_Aim_.
Lines containing the string "name" are to be collected in full.

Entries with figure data

◆ ◆ ◆

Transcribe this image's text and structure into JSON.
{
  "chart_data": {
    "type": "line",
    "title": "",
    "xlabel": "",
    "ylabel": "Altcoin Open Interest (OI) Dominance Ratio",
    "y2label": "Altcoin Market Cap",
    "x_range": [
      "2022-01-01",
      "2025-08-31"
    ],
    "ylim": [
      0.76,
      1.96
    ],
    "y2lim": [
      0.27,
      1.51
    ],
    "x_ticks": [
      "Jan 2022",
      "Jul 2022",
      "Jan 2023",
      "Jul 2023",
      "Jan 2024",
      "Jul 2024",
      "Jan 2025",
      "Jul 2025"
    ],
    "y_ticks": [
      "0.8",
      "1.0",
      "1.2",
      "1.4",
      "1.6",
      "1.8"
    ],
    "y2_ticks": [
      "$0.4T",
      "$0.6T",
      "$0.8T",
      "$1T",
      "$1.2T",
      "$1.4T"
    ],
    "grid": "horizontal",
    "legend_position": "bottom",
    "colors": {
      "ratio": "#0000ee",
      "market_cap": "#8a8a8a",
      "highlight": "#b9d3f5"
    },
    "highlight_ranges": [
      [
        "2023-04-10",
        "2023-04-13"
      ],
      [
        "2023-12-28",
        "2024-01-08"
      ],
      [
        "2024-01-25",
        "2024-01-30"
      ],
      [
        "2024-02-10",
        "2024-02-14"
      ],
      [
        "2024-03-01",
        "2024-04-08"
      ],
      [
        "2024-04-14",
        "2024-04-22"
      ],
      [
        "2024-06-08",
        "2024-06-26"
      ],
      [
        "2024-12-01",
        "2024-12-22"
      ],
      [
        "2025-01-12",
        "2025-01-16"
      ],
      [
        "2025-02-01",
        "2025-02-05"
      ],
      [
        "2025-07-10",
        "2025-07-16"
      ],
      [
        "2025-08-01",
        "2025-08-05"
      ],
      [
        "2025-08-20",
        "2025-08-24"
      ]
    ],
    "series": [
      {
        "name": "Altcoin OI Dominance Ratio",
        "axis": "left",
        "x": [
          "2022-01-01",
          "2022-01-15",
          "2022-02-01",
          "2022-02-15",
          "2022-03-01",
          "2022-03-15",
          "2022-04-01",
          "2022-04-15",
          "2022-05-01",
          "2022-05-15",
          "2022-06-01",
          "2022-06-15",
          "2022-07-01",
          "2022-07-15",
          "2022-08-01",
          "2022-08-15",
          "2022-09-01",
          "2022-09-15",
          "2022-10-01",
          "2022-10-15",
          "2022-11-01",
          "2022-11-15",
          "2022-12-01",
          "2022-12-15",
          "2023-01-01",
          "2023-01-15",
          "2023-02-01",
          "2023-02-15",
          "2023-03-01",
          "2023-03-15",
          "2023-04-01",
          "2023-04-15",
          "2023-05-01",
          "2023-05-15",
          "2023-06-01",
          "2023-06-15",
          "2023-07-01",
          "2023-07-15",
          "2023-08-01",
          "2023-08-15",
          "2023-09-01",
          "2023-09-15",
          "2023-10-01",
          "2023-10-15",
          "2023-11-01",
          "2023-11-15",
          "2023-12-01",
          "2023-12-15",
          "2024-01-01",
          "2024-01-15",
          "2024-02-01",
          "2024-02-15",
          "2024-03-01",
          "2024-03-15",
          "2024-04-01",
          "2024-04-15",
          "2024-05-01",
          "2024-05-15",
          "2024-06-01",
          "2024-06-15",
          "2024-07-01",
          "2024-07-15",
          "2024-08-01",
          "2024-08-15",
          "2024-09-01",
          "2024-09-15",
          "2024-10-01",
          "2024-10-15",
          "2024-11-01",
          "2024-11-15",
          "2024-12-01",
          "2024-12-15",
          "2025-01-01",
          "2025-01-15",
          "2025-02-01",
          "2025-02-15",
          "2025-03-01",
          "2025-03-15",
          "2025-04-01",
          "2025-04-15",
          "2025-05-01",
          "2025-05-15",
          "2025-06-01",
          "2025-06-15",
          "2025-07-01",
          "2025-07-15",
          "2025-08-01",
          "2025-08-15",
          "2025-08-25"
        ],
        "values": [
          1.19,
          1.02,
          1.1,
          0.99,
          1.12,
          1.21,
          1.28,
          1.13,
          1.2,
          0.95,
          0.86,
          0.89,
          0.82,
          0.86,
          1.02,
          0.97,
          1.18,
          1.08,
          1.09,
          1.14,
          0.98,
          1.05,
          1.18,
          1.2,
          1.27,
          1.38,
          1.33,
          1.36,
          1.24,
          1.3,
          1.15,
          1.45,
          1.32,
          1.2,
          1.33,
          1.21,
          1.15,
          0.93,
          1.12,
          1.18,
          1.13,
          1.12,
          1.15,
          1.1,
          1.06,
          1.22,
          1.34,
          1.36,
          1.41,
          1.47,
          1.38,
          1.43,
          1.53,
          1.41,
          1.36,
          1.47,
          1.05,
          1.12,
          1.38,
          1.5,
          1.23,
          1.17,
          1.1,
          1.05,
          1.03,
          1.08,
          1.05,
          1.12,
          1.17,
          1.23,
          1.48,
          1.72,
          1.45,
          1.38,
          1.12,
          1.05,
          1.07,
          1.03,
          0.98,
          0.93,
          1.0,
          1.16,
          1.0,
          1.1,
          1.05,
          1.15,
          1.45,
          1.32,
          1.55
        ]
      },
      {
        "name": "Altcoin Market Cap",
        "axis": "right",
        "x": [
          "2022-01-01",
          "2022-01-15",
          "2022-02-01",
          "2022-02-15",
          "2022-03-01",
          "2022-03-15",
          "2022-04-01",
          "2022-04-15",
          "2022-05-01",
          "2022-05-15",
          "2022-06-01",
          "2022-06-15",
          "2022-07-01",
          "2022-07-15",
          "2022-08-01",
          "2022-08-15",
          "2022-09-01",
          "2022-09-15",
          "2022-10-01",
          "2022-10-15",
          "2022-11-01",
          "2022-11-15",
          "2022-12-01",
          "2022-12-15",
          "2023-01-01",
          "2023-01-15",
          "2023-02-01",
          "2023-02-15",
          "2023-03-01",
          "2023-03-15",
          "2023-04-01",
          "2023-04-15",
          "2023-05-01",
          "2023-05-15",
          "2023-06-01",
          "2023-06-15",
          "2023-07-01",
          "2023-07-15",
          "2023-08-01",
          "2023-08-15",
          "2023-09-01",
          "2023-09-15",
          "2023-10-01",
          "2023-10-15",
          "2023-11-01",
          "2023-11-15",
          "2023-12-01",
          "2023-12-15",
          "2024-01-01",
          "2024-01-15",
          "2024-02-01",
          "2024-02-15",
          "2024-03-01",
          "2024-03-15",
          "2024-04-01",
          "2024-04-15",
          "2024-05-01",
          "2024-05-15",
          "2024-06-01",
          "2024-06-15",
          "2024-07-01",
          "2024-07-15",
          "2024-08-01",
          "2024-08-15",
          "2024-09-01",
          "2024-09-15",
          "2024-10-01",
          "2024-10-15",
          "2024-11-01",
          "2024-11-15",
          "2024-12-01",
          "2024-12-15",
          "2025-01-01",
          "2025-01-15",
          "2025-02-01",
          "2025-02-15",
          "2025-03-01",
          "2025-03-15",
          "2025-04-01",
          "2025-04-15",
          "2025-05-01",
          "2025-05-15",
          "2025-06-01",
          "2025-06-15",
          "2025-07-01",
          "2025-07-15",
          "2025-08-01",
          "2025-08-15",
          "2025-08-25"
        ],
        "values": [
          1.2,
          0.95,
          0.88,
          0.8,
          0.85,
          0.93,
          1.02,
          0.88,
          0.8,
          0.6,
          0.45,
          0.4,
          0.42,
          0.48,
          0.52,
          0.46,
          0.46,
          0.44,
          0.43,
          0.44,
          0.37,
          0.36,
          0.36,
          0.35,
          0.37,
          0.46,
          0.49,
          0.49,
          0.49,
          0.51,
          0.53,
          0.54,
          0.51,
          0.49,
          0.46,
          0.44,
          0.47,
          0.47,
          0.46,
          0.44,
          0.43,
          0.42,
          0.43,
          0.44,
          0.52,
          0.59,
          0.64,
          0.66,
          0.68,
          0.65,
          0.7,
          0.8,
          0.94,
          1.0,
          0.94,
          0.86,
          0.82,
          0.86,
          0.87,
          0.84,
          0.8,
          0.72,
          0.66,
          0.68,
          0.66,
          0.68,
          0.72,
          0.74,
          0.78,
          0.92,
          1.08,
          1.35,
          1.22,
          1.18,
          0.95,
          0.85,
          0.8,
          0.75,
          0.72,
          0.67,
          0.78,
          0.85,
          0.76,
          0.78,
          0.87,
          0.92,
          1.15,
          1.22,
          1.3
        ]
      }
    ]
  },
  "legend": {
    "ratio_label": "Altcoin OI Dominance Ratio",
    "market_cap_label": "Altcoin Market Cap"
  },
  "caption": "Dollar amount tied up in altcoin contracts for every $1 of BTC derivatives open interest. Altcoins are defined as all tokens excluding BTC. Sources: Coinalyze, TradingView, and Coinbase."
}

◆ ◆ ◆

_Solution to this exercise_.
        "name": "Altcoin OI Dominance Ratio",
        "name": "Altcoin Market Cap",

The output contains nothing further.